**Task requirements**
Scan the material that follows. Copy every line containing the word "before".

╭─ The records

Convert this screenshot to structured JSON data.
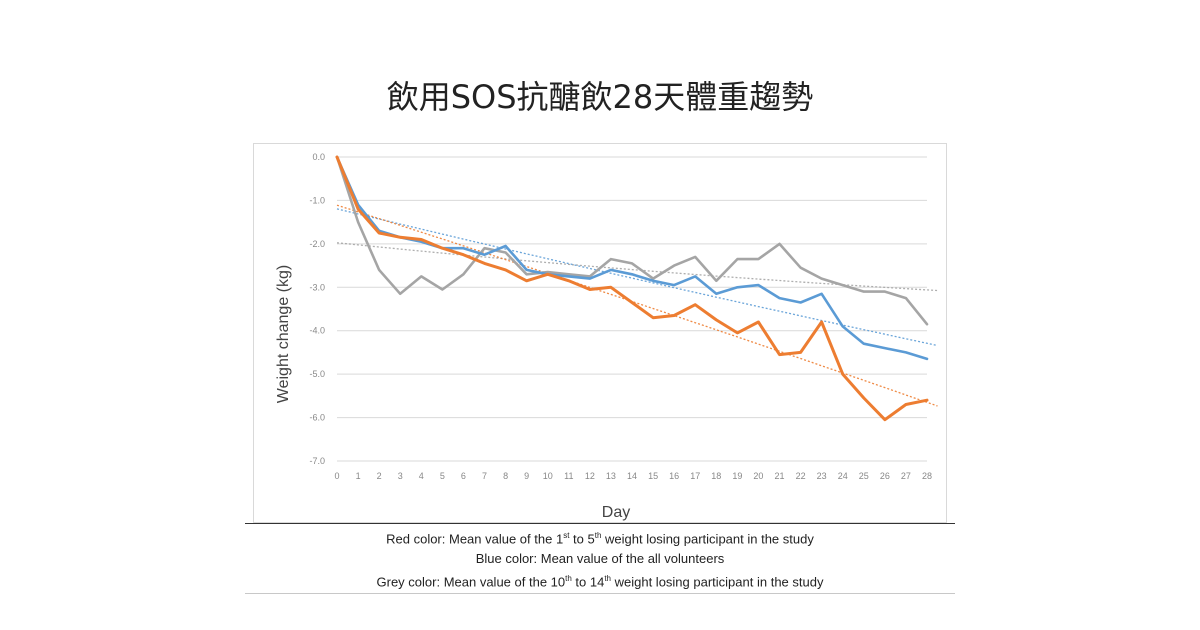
{
  "title": "飲用SOS抗醣飲28天體重趨勢",
  "caption": {
    "red": {
      "before": "Red color: Mean value of the 1",
      "sup1": "st",
      "mid": " to 5",
      "sup2": "th",
      "after": " weight losing participant in the study"
    },
    "blue": "Blue color: Mean value of the all volunteers",
    "grey": {
      "before": "Grey color: Mean value of the 10",
      "sup1": "th",
      "mid": " to 14",
      "sup2": "th",
      "after": " weight losing participant in the study"
    }
  },
  "chart_data": {
    "type": "line",
    "xlabel": "Day",
    "ylabel": "Weight change (kg)",
    "x": [
      0,
      1,
      2,
      3,
      4,
      5,
      6,
      7,
      8,
      9,
      10,
      11,
      12,
      13,
      14,
      15,
      16,
      17,
      18,
      19,
      20,
      21,
      22,
      23,
      24,
      25,
      26,
      27,
      28
    ],
    "y_ticks": [
      "0.0",
      "-1.0",
      "-2.0",
      "-3.0",
      "-4.0",
      "-5.0",
      "-6.0",
      "-7.0"
    ],
    "ylim": [
      -7,
      0
    ],
    "grid": true,
    "trendlines": true,
    "series": [
      {
        "name": "Red color",
        "color": "#ed7d31",
        "values": [
          0.0,
          -1.2,
          -1.75,
          -1.85,
          -1.9,
          -2.1,
          -2.25,
          -2.45,
          -2.6,
          -2.85,
          -2.7,
          -2.85,
          -3.05,
          -3.0,
          -3.35,
          -3.7,
          -3.65,
          -3.4,
          -3.75,
          -4.05,
          -3.8,
          -4.55,
          -4.5,
          -3.8,
          -5.0,
          -5.55,
          -6.05,
          -5.7,
          -5.6
        ]
      },
      {
        "name": "Blue color",
        "color": "#5b9bd5",
        "values": [
          0.0,
          -1.1,
          -1.7,
          -1.85,
          -1.95,
          -2.1,
          -2.1,
          -2.25,
          -2.05,
          -2.6,
          -2.7,
          -2.75,
          -2.8,
          -2.6,
          -2.7,
          -2.85,
          -2.95,
          -2.75,
          -3.15,
          -3.0,
          -2.95,
          -3.25,
          -3.35,
          -3.15,
          -3.9,
          -4.3,
          -4.4,
          -4.5,
          -4.65
        ]
      },
      {
        "name": "Grey color",
        "color": "#a5a5a5",
        "values": [
          0.0,
          -1.5,
          -2.6,
          -3.15,
          -2.75,
          -3.05,
          -2.7,
          -2.1,
          -2.2,
          -2.7,
          -2.65,
          -2.7,
          -2.75,
          -2.35,
          -2.45,
          -2.8,
          -2.5,
          -2.3,
          -2.85,
          -2.35,
          -2.35,
          -2.0,
          -2.55,
          -2.8,
          -2.95,
          -3.1,
          -3.1,
          -3.25,
          -3.85
        ]
      }
    ]
  }
}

╰─

**Answer to the problem**
      "before": "Red color: Mean value of the 1",
      "before": "Grey color: Mean value of the 10",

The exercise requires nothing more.